Your objective:
What you return should match every record exactly, with the images removed.

--------------------

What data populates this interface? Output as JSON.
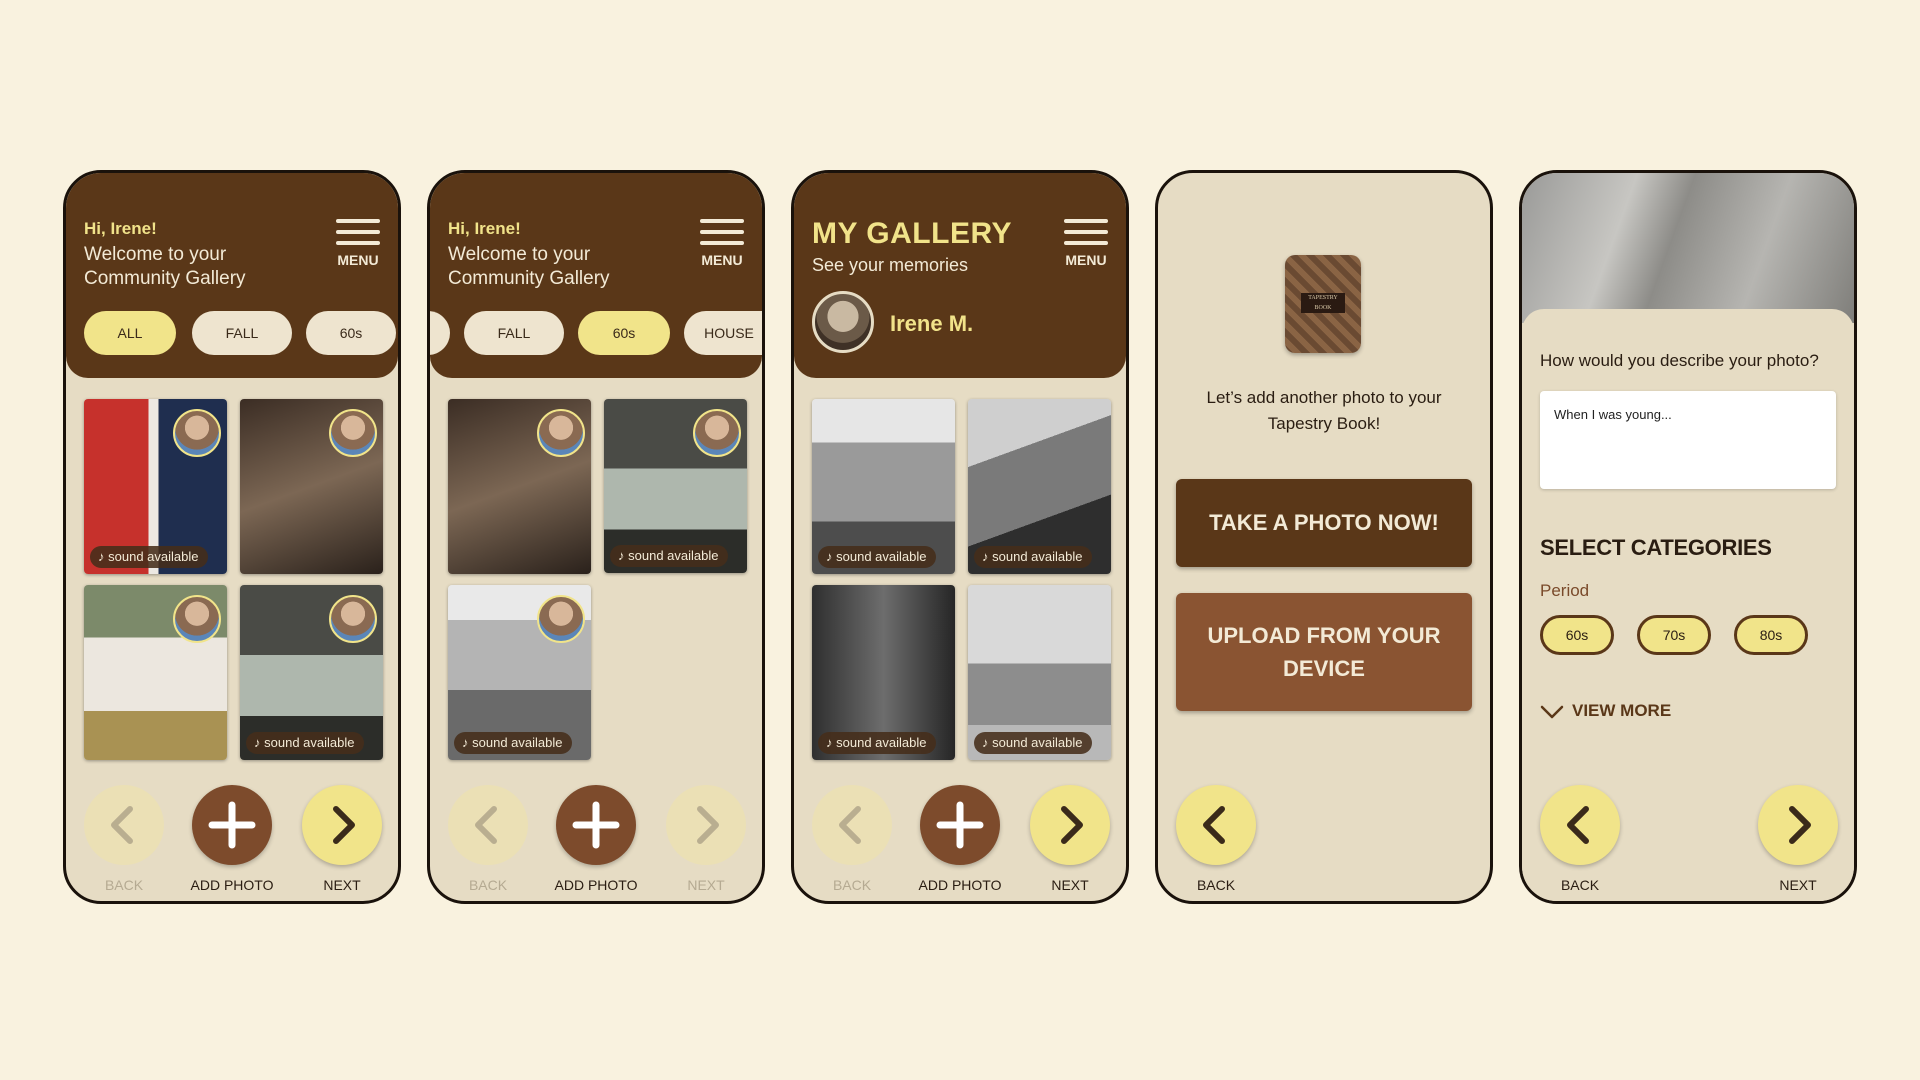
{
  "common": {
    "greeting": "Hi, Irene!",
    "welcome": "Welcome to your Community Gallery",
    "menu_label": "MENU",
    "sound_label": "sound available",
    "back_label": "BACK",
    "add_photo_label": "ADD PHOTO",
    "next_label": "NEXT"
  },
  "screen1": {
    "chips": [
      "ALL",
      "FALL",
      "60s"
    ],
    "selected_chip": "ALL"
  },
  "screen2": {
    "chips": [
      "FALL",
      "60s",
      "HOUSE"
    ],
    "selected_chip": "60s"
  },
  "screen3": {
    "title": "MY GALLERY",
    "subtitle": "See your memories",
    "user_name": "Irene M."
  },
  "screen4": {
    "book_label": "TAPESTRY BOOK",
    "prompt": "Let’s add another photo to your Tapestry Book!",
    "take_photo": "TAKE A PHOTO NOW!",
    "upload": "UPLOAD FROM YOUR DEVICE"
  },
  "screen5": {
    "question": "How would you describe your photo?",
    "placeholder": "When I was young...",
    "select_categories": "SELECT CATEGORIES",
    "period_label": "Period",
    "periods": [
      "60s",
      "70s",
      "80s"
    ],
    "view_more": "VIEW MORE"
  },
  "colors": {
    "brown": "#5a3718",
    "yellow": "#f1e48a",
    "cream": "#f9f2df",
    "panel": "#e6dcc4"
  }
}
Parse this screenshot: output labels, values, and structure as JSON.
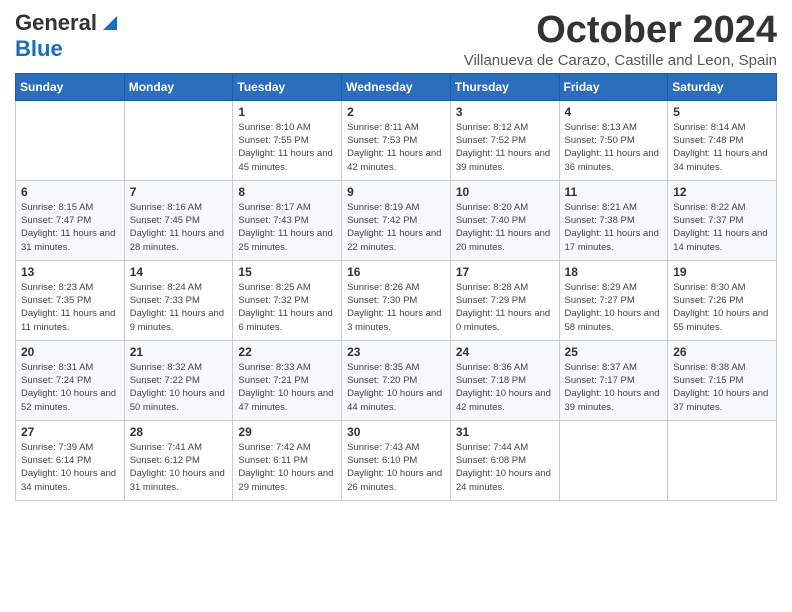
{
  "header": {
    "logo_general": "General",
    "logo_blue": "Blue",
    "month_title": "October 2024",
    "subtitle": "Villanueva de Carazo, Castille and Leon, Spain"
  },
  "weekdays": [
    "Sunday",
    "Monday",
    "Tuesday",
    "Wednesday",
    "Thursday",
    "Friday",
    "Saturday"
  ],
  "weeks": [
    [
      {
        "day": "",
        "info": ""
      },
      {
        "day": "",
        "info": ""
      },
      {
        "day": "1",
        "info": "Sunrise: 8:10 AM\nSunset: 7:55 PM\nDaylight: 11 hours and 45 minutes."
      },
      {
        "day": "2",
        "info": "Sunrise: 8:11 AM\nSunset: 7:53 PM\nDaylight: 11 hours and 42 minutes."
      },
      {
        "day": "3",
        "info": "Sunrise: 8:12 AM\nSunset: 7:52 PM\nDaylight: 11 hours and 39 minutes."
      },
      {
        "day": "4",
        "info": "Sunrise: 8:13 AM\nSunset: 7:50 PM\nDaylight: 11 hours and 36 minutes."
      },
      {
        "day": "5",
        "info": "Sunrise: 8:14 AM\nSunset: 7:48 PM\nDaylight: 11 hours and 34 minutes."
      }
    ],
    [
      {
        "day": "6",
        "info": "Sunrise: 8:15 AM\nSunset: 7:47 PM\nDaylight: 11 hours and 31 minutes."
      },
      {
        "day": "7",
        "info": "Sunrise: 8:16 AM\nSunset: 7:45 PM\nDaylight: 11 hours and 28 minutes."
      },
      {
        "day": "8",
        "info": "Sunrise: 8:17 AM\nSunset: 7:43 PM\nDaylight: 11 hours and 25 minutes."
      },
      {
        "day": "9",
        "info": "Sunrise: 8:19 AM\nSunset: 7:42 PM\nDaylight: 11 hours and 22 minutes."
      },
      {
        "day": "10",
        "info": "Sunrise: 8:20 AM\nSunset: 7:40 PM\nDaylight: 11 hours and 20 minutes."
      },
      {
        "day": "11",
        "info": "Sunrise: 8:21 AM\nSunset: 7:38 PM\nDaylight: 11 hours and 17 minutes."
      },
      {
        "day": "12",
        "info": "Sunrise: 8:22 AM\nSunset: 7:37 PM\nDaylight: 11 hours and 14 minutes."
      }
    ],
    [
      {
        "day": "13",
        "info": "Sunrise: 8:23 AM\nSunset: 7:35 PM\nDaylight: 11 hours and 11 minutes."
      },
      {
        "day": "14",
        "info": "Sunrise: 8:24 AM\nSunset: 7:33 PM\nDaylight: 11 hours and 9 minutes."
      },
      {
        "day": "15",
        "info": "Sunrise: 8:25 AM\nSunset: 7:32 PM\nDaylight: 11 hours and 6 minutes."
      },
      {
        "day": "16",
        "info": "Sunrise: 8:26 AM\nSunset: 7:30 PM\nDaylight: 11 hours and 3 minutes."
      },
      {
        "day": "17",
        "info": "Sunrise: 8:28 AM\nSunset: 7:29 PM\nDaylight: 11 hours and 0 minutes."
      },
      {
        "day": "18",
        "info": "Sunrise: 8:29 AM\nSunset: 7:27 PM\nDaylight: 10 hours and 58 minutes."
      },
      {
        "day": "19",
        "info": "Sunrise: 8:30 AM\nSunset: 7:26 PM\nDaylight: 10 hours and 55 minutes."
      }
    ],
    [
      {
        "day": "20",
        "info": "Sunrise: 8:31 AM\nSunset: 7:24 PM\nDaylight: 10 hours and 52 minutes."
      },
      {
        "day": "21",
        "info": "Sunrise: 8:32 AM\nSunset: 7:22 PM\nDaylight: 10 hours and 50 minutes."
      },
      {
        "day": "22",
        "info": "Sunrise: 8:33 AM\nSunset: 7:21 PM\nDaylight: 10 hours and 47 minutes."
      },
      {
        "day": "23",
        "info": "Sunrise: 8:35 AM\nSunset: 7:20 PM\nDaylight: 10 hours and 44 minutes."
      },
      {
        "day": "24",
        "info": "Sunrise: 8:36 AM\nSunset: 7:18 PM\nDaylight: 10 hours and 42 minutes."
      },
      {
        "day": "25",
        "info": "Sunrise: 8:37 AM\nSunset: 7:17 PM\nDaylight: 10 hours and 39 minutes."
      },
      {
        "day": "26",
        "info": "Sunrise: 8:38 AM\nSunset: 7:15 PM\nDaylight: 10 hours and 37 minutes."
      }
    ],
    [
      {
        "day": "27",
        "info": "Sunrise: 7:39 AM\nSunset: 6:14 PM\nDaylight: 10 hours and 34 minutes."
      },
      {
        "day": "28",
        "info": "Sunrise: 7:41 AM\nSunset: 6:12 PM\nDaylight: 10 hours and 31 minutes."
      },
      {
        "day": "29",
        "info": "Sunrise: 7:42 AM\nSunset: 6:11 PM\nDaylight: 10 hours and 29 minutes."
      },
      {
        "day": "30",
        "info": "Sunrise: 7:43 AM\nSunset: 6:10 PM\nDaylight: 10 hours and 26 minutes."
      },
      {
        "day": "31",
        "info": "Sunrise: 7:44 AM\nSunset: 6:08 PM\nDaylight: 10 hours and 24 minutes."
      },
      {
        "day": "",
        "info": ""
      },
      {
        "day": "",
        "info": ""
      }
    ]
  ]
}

--------------------

Solution to the exercise:
What data populates this interface? Output as JSON.
{
  "common": {
    "greeting": "Hi, Irene!",
    "welcome": "Welcome to your Community Gallery",
    "menu_label": "MENU",
    "sound_label": "sound available",
    "back_label": "BACK",
    "add_photo_label": "ADD PHOTO",
    "next_label": "NEXT"
  },
  "screen1": {
    "chips": [
      "ALL",
      "FALL",
      "60s"
    ],
    "selected_chip": "ALL"
  },
  "screen2": {
    "chips": [
      "FALL",
      "60s",
      "HOUSE"
    ],
    "selected_chip": "60s"
  },
  "screen3": {
    "title": "MY GALLERY",
    "subtitle": "See your memories",
    "user_name": "Irene M."
  },
  "screen4": {
    "book_label": "TAPESTRY BOOK",
    "prompt": "Let’s add another photo to your Tapestry Book!",
    "take_photo": "TAKE A PHOTO NOW!",
    "upload": "UPLOAD FROM YOUR DEVICE"
  },
  "screen5": {
    "question": "How would you describe your photo?",
    "placeholder": "When I was young...",
    "select_categories": "SELECT CATEGORIES",
    "period_label": "Period",
    "periods": [
      "60s",
      "70s",
      "80s"
    ],
    "view_more": "VIEW MORE"
  },
  "colors": {
    "brown": "#5a3718",
    "yellow": "#f1e48a",
    "cream": "#f9f2df",
    "panel": "#e6dcc4"
  }
}
Parse this screenshot: output labels, values, and structure as JSON.
{
  "header": {
    "logo_general": "General",
    "logo_blue": "Blue",
    "month_title": "October 2024",
    "subtitle": "Villanueva de Carazo, Castille and Leon, Spain"
  },
  "weekdays": [
    "Sunday",
    "Monday",
    "Tuesday",
    "Wednesday",
    "Thursday",
    "Friday",
    "Saturday"
  ],
  "weeks": [
    [
      {
        "day": "",
        "info": ""
      },
      {
        "day": "",
        "info": ""
      },
      {
        "day": "1",
        "info": "Sunrise: 8:10 AM\nSunset: 7:55 PM\nDaylight: 11 hours and 45 minutes."
      },
      {
        "day": "2",
        "info": "Sunrise: 8:11 AM\nSunset: 7:53 PM\nDaylight: 11 hours and 42 minutes."
      },
      {
        "day": "3",
        "info": "Sunrise: 8:12 AM\nSunset: 7:52 PM\nDaylight: 11 hours and 39 minutes."
      },
      {
        "day": "4",
        "info": "Sunrise: 8:13 AM\nSunset: 7:50 PM\nDaylight: 11 hours and 36 minutes."
      },
      {
        "day": "5",
        "info": "Sunrise: 8:14 AM\nSunset: 7:48 PM\nDaylight: 11 hours and 34 minutes."
      }
    ],
    [
      {
        "day": "6",
        "info": "Sunrise: 8:15 AM\nSunset: 7:47 PM\nDaylight: 11 hours and 31 minutes."
      },
      {
        "day": "7",
        "info": "Sunrise: 8:16 AM\nSunset: 7:45 PM\nDaylight: 11 hours and 28 minutes."
      },
      {
        "day": "8",
        "info": "Sunrise: 8:17 AM\nSunset: 7:43 PM\nDaylight: 11 hours and 25 minutes."
      },
      {
        "day": "9",
        "info": "Sunrise: 8:19 AM\nSunset: 7:42 PM\nDaylight: 11 hours and 22 minutes."
      },
      {
        "day": "10",
        "info": "Sunrise: 8:20 AM\nSunset: 7:40 PM\nDaylight: 11 hours and 20 minutes."
      },
      {
        "day": "11",
        "info": "Sunrise: 8:21 AM\nSunset: 7:38 PM\nDaylight: 11 hours and 17 minutes."
      },
      {
        "day": "12",
        "info": "Sunrise: 8:22 AM\nSunset: 7:37 PM\nDaylight: 11 hours and 14 minutes."
      }
    ],
    [
      {
        "day": "13",
        "info": "Sunrise: 8:23 AM\nSunset: 7:35 PM\nDaylight: 11 hours and 11 minutes."
      },
      {
        "day": "14",
        "info": "Sunrise: 8:24 AM\nSunset: 7:33 PM\nDaylight: 11 hours and 9 minutes."
      },
      {
        "day": "15",
        "info": "Sunrise: 8:25 AM\nSunset: 7:32 PM\nDaylight: 11 hours and 6 minutes."
      },
      {
        "day": "16",
        "info": "Sunrise: 8:26 AM\nSunset: 7:30 PM\nDaylight: 11 hours and 3 minutes."
      },
      {
        "day": "17",
        "info": "Sunrise: 8:28 AM\nSunset: 7:29 PM\nDaylight: 11 hours and 0 minutes."
      },
      {
        "day": "18",
        "info": "Sunrise: 8:29 AM\nSunset: 7:27 PM\nDaylight: 10 hours and 58 minutes."
      },
      {
        "day": "19",
        "info": "Sunrise: 8:30 AM\nSunset: 7:26 PM\nDaylight: 10 hours and 55 minutes."
      }
    ],
    [
      {
        "day": "20",
        "info": "Sunrise: 8:31 AM\nSunset: 7:24 PM\nDaylight: 10 hours and 52 minutes."
      },
      {
        "day": "21",
        "info": "Sunrise: 8:32 AM\nSunset: 7:22 PM\nDaylight: 10 hours and 50 minutes."
      },
      {
        "day": "22",
        "info": "Sunrise: 8:33 AM\nSunset: 7:21 PM\nDaylight: 10 hours and 47 minutes."
      },
      {
        "day": "23",
        "info": "Sunrise: 8:35 AM\nSunset: 7:20 PM\nDaylight: 10 hours and 44 minutes."
      },
      {
        "day": "24",
        "info": "Sunrise: 8:36 AM\nSunset: 7:18 PM\nDaylight: 10 hours and 42 minutes."
      },
      {
        "day": "25",
        "info": "Sunrise: 8:37 AM\nSunset: 7:17 PM\nDaylight: 10 hours and 39 minutes."
      },
      {
        "day": "26",
        "info": "Sunrise: 8:38 AM\nSunset: 7:15 PM\nDaylight: 10 hours and 37 minutes."
      }
    ],
    [
      {
        "day": "27",
        "info": "Sunrise: 7:39 AM\nSunset: 6:14 PM\nDaylight: 10 hours and 34 minutes."
      },
      {
        "day": "28",
        "info": "Sunrise: 7:41 AM\nSunset: 6:12 PM\nDaylight: 10 hours and 31 minutes."
      },
      {
        "day": "29",
        "info": "Sunrise: 7:42 AM\nSunset: 6:11 PM\nDaylight: 10 hours and 29 minutes."
      },
      {
        "day": "30",
        "info": "Sunrise: 7:43 AM\nSunset: 6:10 PM\nDaylight: 10 hours and 26 minutes."
      },
      {
        "day": "31",
        "info": "Sunrise: 7:44 AM\nSunset: 6:08 PM\nDaylight: 10 hours and 24 minutes."
      },
      {
        "day": "",
        "info": ""
      },
      {
        "day": "",
        "info": ""
      }
    ]
  ]
}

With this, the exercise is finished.